* _EXERCISE SET_
a. Below is a forum thread about a mother's new partner and her young son. Decide whether each statement agrees with that thread, answering yes or no and quoting the words that settle it: (i) The mother usually books a babysitter so she and her partner can go out for the evening. (ii) BooBooGlass considers a few months a reasonable point to begin family time. (iii) HystericalMe has DS during the week rather than at weekends.
b. Extend the forum thread about a mother's new partner and her young son, starting after its final post.

I have a new partner who I have been with for a few months.
We have been spending one or two days a week together and its very intense and a wonderful relationship which is mostly making me very happy.
In order for me to see my partner I usually get a babysitter so we can go out for the evening and then he stays over at mine.

The issue is, that I feel that I have pushed him into a situation where he is both dating me and co-parenting. When he wants to push the pushchair or put DS on his shoulders it makes me stressed. If they playfight, or if he helps feed DS's dinner I feel pushed out and alarmed.

For the most part, I have been extremely grateful as my DS can seem to be out of control and wild and my new partner seems to be fantastic with children, able to use just the right balance of bribery and firm talking to get good behaviour.

Is it unusual to feel this way? I know that DS has a Dad and so feel uncomfortable that DS now has a really good, strong role model around.

I feel terrified thinking of Baby P and other cases that those mum's trusted their partners who ended up abusing their child.

I'm maybe not ready to accept this change, although I feel DS and my partner are starting to develop a bond and I do love my partner.

What should I do? And how can I tell him, that although he is doing everything right, and giving DS exactly what he needs, I don't like it!

WADA Wed 10-Nov-10 06:35:13

I would ask yourself why you feel the way you do. For instance do you have a hunch something is not quite right or do you feel everything's happening too soon? I may be picking up something which isn't there but you say that the relationship is 'very intense' and 'which is mostly making me happy'. Do the words you use given an indication that all is not necessarily well?

BooBooGlass Wed 10-Nov-10 09:23:33

It's far too soon, a few months in, to be having any 'family' time at all. WHy the rush to introduce and include your son??

Mumfortoddler Wed 10-Nov-10 22:38:35

The Baby P case the mother was witness to the abuse, but I would suggest if you have concerns about him disciplining your child it would be ok to say to him that you want their relationship to build gradually- but you seem to approve of his approach to discipline. I would think about why it is you're hesitating- and give it time, its very difficult getting used to a new relationship when it means a new family dimension too.

HystericalMe Thu 11-Nov-10 19:33:17

Because we find it hard to match our days off work, its really difficult to see each other with DS being there, unless I paid a babysitter for the whole time.

When we both have a weekend off work we want to spend as much time together as possible.

Yes I think it is too much (Family time) too soon,

but I have DS at the weekends.

Doesn't anyone else have this problem?

* _DATA EXTRACT_
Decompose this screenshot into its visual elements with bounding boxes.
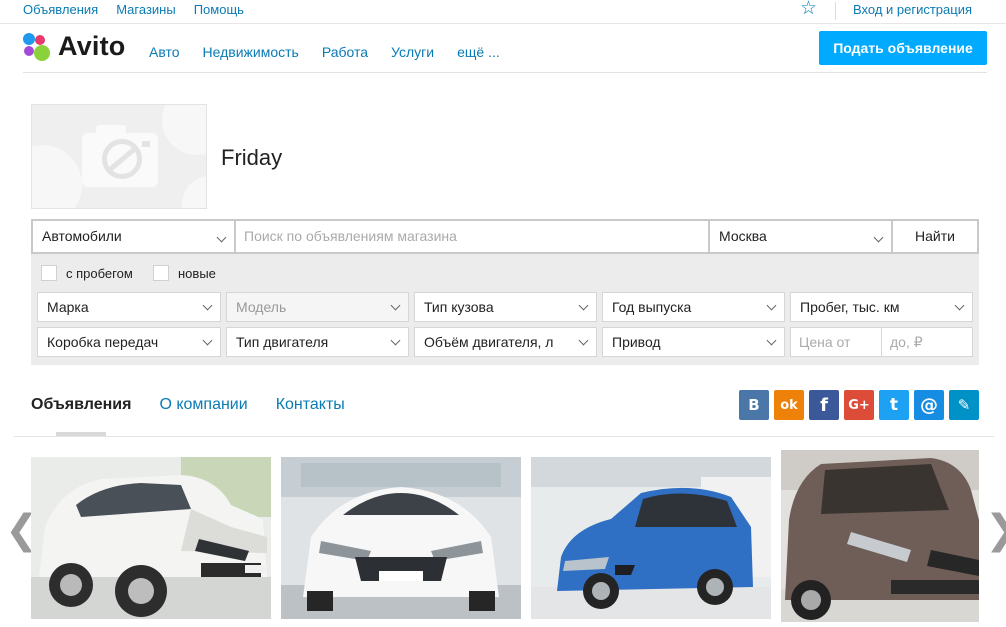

* _TASK RESPONSES_
a.
(i) Yes: "In order for me to see my partner I usually get a babysitter so we can go out for the evening"
(ii) No: "It's far too soon, a few months in, to be having any 'family' time at all."
(iii) No: "but I have DS at the weekends."

b.
HystericalMe Thu 11-Nov-10 19:34:22

First line was meant to say, it would be really difficult to arrange seeing each other without DS being there.

nappyaddict Thu 11-Nov-10 19:59:40

"It's far too soon, a few months in, to be having any 'family' time at all."

My DP had been together probably 3 months when he first met him and we went to the park together for the day.

He had been asking to meet him after about 2 months and I kept thinking it was too soon and put it off cos I wasn't comfortable with it as I didn't want to rush things and for things to become too serious too soon.

However a few weeks later I had a change of heart and it just felt like the time was right now. I think part of it was cos I had by then realised that I loved DP and that I wanted it to be long term.

Basically when the time feels right you will know. Do you think it could be because you don't feel as though this might work out long term yet?

nappyaddict Thu 11-Nov-10 20:00:47

You said you have DS at the weekends. Does that mean his Dad has him during the week? If so could you see your partner then instead?

kickassangel Thu 11-Nov-10 20:19:01

well, i'm married to dd's dad, and we have friends (male and female) who come round & 'muck in' play with dd etc. it would depend if your ds is seeing this man as a 'friend' or as part of your family unit?

the friends we have live nearby & may pop in at any time, but dd knows that they're our friends, not part of our family, if that makes sense.

HystericalMe Thu 11-Nov-10 20:57:13

This is good, because your questions are making me think.

Basically I think its because he is so nice and helpful I feel uncomfortable, he buys me jewellery and roses, and when the microwave broke he just bought a new one and when it comes to DS he just takes over and helps out and I'm not at all used to any of it, from roses, to taking over with DS!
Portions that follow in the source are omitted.